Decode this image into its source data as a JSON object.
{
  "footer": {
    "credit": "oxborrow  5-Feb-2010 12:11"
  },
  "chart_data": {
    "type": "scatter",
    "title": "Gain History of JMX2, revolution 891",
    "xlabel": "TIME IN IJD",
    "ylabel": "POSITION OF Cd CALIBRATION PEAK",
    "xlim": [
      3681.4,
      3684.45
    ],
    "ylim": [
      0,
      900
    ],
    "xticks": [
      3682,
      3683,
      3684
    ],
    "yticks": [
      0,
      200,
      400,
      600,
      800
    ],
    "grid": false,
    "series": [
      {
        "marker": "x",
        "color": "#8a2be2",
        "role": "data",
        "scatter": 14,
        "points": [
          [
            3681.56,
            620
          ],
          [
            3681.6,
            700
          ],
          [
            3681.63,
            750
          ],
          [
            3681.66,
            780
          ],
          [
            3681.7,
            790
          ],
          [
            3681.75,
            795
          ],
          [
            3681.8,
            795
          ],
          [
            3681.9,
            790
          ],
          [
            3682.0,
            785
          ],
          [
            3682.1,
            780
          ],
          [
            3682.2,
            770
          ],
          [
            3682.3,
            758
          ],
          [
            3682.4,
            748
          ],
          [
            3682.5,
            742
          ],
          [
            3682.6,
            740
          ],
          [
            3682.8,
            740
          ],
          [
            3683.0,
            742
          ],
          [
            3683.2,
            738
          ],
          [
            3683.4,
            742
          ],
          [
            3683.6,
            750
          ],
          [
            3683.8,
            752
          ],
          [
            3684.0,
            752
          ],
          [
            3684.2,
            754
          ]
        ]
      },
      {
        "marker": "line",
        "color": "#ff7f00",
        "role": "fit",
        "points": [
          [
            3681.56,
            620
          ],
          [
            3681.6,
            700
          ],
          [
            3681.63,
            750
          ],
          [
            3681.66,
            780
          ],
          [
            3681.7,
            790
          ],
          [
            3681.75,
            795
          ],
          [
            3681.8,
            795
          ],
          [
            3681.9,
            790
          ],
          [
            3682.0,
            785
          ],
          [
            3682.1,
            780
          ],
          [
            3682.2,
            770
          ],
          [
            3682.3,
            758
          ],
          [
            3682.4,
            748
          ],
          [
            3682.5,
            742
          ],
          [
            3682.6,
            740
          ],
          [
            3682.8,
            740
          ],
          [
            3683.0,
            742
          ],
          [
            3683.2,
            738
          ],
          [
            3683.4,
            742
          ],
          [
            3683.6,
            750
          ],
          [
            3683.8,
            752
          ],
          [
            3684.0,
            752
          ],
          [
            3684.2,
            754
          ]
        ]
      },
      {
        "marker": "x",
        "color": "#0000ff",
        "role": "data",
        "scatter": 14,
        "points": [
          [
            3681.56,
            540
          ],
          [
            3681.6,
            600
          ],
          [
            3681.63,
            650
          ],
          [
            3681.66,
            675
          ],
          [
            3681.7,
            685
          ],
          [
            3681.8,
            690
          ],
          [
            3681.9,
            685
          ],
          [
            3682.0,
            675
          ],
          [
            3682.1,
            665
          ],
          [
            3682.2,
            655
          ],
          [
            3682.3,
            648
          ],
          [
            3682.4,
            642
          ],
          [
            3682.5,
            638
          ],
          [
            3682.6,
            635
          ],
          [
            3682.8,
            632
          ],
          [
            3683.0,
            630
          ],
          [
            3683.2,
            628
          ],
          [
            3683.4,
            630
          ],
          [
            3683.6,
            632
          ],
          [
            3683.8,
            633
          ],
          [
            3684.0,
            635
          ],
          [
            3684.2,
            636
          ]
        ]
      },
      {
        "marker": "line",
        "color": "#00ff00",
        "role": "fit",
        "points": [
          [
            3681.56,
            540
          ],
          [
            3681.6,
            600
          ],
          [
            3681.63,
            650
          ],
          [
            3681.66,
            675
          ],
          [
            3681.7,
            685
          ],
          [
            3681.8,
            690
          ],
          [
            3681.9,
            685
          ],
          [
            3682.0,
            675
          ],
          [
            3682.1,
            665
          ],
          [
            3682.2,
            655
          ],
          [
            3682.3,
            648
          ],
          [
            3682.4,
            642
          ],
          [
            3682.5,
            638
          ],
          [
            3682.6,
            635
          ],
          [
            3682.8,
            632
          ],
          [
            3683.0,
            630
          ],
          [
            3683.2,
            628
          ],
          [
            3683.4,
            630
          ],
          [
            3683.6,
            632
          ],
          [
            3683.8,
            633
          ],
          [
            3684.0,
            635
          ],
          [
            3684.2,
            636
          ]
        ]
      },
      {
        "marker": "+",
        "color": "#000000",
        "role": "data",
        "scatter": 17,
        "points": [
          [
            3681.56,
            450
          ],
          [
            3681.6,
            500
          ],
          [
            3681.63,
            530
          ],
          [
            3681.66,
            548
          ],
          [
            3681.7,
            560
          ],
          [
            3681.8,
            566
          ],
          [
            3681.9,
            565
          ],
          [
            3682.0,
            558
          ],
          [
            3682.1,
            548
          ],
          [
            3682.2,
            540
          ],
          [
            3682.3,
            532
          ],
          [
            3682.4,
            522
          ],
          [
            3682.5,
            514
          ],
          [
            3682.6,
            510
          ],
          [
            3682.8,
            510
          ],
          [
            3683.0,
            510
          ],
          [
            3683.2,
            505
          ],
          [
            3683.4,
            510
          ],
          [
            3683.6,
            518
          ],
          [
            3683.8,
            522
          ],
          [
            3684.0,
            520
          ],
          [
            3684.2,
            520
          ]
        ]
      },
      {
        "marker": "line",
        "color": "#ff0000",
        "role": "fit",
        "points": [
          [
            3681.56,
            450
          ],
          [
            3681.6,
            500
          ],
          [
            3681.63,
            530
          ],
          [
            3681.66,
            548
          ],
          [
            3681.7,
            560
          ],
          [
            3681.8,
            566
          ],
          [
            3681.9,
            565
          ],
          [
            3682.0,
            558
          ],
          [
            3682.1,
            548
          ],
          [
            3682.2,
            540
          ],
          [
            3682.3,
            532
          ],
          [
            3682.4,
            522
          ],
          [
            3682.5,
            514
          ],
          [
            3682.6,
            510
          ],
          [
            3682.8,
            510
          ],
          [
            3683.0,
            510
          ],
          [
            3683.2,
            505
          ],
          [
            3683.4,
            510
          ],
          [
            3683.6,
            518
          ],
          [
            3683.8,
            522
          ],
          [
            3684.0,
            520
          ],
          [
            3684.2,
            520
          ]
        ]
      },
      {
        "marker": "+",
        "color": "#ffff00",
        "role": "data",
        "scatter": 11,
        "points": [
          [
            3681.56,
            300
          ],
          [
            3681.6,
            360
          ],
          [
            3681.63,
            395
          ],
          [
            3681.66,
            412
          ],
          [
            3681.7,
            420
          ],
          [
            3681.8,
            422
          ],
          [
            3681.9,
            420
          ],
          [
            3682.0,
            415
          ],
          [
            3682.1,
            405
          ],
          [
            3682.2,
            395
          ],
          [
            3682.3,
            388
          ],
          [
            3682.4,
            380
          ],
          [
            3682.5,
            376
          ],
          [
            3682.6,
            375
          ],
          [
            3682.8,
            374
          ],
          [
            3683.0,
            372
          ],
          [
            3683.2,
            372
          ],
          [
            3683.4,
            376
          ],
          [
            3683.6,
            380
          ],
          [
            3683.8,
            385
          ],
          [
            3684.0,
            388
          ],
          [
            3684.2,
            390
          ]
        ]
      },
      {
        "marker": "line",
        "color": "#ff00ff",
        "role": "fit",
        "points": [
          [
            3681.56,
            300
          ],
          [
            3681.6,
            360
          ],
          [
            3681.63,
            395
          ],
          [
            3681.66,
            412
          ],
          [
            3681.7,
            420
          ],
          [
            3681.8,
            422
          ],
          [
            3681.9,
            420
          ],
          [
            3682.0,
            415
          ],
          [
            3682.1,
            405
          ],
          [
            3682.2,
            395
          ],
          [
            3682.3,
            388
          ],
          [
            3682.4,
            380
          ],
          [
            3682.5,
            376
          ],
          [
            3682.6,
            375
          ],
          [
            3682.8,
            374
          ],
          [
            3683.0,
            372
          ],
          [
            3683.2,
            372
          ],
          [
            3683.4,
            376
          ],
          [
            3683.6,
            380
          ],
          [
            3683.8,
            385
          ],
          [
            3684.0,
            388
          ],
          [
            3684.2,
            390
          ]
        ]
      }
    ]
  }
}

WORK TO BE COMPLETED:
How many lines of the records contain the string "color"? Respond with the number alone.

SOLVED PROBLEM:
8